[Stored data entries]
====================

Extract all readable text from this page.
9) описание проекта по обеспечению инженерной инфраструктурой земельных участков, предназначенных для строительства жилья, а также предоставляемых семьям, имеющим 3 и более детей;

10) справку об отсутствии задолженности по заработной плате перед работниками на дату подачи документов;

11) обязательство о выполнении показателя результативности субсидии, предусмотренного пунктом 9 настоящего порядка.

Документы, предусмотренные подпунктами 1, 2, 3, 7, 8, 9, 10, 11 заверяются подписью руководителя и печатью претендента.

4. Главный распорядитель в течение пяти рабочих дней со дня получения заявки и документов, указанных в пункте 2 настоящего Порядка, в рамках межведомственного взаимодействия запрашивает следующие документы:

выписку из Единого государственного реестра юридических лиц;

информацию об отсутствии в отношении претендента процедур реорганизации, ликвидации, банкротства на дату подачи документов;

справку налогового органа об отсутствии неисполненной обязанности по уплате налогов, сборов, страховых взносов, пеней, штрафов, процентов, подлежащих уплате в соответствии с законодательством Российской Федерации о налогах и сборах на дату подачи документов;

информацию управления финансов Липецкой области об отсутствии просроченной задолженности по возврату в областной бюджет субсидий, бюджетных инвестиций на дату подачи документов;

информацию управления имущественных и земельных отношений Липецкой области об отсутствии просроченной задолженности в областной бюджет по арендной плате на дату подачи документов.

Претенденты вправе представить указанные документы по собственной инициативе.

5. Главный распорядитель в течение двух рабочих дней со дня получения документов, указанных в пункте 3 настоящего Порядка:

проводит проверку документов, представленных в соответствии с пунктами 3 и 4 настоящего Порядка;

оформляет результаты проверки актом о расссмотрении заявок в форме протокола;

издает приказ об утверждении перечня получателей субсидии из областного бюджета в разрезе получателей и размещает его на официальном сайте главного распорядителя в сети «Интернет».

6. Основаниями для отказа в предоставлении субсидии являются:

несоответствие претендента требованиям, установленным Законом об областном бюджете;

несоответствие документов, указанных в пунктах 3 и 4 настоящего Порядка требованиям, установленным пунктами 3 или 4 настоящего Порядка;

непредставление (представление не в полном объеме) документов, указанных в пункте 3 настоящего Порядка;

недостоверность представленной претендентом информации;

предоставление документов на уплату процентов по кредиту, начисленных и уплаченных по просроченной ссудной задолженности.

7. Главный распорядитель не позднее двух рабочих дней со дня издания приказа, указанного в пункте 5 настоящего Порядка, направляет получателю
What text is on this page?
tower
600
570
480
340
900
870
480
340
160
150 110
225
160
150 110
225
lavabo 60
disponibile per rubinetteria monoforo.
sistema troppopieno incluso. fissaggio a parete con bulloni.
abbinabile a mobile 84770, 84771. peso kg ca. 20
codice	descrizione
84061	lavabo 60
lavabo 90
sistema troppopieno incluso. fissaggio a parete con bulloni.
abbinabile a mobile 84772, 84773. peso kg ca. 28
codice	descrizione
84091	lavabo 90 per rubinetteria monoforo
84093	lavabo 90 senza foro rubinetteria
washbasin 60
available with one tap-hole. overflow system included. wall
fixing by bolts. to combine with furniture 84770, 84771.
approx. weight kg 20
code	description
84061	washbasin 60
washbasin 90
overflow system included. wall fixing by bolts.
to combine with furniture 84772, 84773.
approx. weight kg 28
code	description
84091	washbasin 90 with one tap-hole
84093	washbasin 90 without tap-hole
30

====================

◆ WHAT YOU HAVE TO DO
Reproduce every line of the material above exactly.

◆ TASK RESPONSE
Extract all readable text from this page.
9) описание проекта по обеспечению инженерной инфраструктурой земельных участков, предназначенных для строительства жилья, а также предоставляемых семьям, имеющим 3 и более детей;

10) справку об отсутствии задолженности по заработной плате перед работниками на дату подачи документов;

11) обязательство о выполнении показателя результативности субсидии, предусмотренного пунктом 9 настоящего порядка.

Документы, предусмотренные подпунктами 1, 2, 3, 7, 8, 9, 10, 11 заверяются подписью руководителя и печатью претендента.

4. Главный распорядитель в течение пяти рабочих дней со дня получения заявки и документов, указанных в пункте 2 настоящего Порядка, в рамках межведомственного взаимодействия запрашивает следующие документы:

выписку из Единого государственного реестра юридических лиц;

информацию об отсутствии в отношении претендента процедур реорганизации, ликвидации, банкротства на дату подачи документов;

справку налогового органа об отсутствии неисполненной обязанности по уплате налогов, сборов, страховых взносов, пеней, штрафов, процентов, подлежащих уплате в соответствии с законодательством Российской Федерации о налогах и сборах на дату подачи документов;

информацию управления финансов Липецкой области об отсутствии просроченной задолженности по возврату в областной бюджет субсидий, бюджетных инвестиций на дату подачи документов;

информацию управления имущественных и земельных отношений Липецкой области об отсутствии просроченной задолженности в областной бюджет по арендной плате на дату подачи документов.

Претенденты вправе представить указанные документы по собственной инициативе.

5. Главный распорядитель в течение двух рабочих дней со дня получения документов, указанных в пункте 3 настоящего Порядка:

проводит проверку документов, представленных в соответствии с пунктами 3 и 4 настоящего Порядка;

оформляет результаты проверки актом о расссмотрении заявок в форме протокола;

издает приказ об утверждении перечня получателей субсидии из областного бюджета в разрезе получателей и размещает его на официальном сайте главного распорядителя в сети «Интернет».

6. Основаниями для отказа в предоставлении субсидии являются:

несоответствие претендента требованиям, установленным Законом об областном бюджете;

несоответствие документов, указанных в пунктах 3 и 4 настоящего Порядка требованиям, установленным пунктами 3 или 4 настоящего Порядка;

непредставление (представление не в полном объеме) документов, указанных в пункте 3 настоящего Порядка;

недостоверность представленной претендентом информации;

предоставление документов на уплату процентов по кредиту, начисленных и уплаченных по просроченной ссудной задолженности.

7. Главный распорядитель не позднее двух рабочих дней со дня издания приказа, указанного в пункте 5 настоящего Порядка, направляет получателю
What text is on this page?
tower
600
570
480
340
900
870
480
340
160
150 110
225
160
150 110
225
lavabo 60
disponibile per rubinetteria monoforo.
sistema troppopieno incluso. fissaggio a parete con bulloni.
abbinabile a mobile 84770, 84771. peso kg ca. 20
codice	descrizione
84061	lavabo 60
lavabo 90
sistema troppopieno incluso. fissaggio a parete con bulloni.
abbinabile a mobile 84772, 84773. peso kg ca. 28
codice	descrizione
84091	lavabo 90 per rubinetteria monoforo
84093	lavabo 90 senza foro rubinetteria
washbasin 60
available with one tap-hole. overflow system included. wall
fixing by bolts. to combine with furniture 84770, 84771.
approx. weight kg 20
code	description
84061	washbasin 60
washbasin 90
overflow system included. wall fixing by bolts.
to combine with furniture 84772, 84773.
approx. weight kg 28
code	description
84091	washbasin 90 with one tap-hole
84093	washbasin 90 without tap-hole
30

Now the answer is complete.